◆ GIVEN REQUEST
State the number of lines with the string "label" in them, and nothing else.

───── RECORD EXCERPTS

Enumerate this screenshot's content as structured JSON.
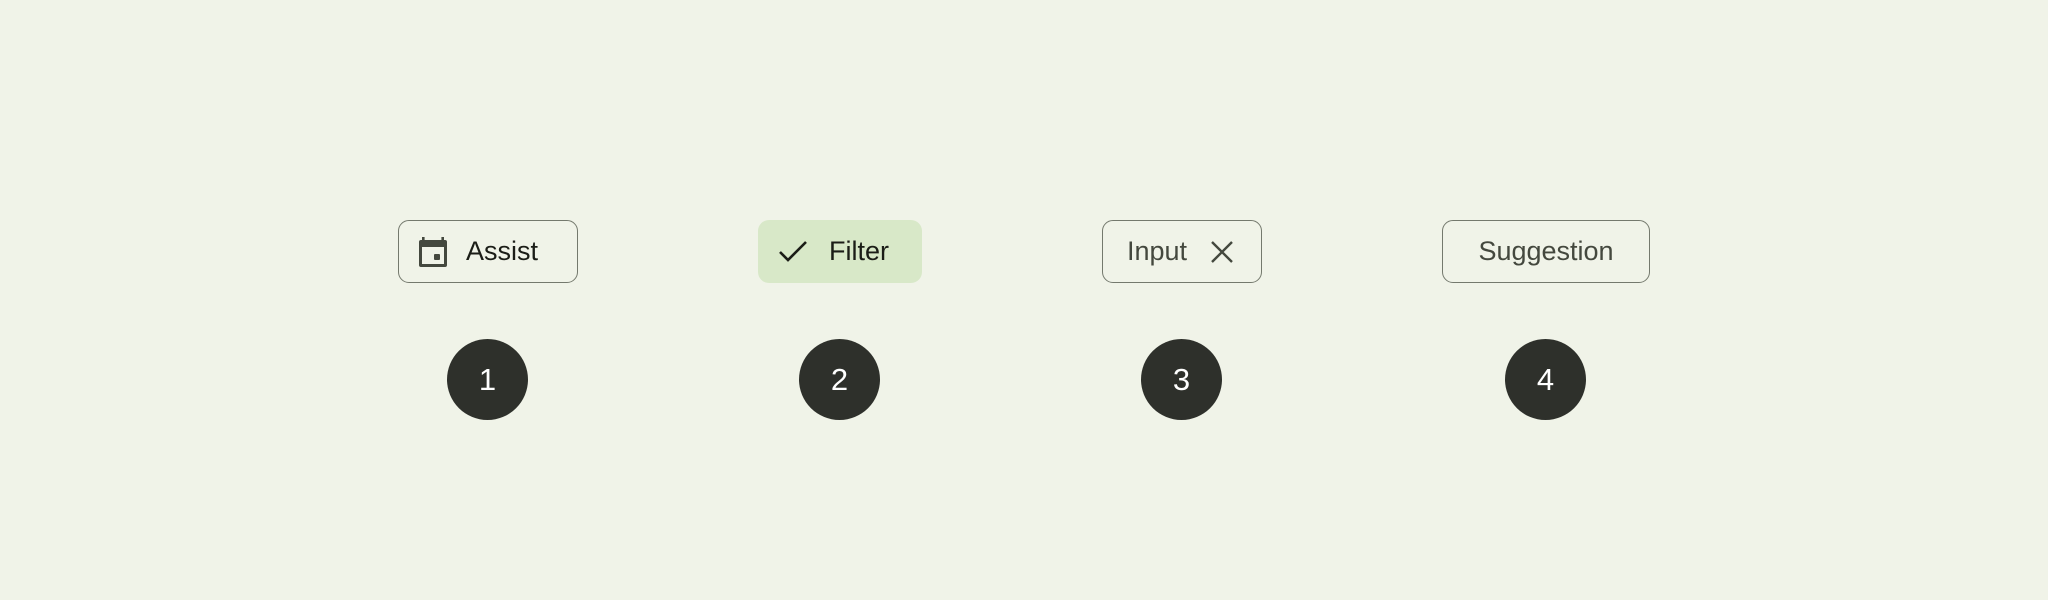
{
  "colors": {
    "background": "#f0f3e8",
    "chip_outline": "#74796d",
    "filter_selected_bg": "#d8e8c8",
    "badge_bg": "#2e302b",
    "badge_text": "#ffffff"
  },
  "chips": {
    "assist": {
      "label": "Assist",
      "icon": "calendar-icon",
      "style": "outlined"
    },
    "filter": {
      "label": "Filter",
      "icon": "check-icon",
      "style": "filled",
      "selected": true
    },
    "input": {
      "label": "Input",
      "icon": "close-icon",
      "style": "outlined"
    },
    "suggestion": {
      "label": "Suggestion",
      "style": "outlined"
    }
  },
  "badges": [
    "1",
    "2",
    "3",
    "4"
  ]
}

──────────

◆ REPLY
4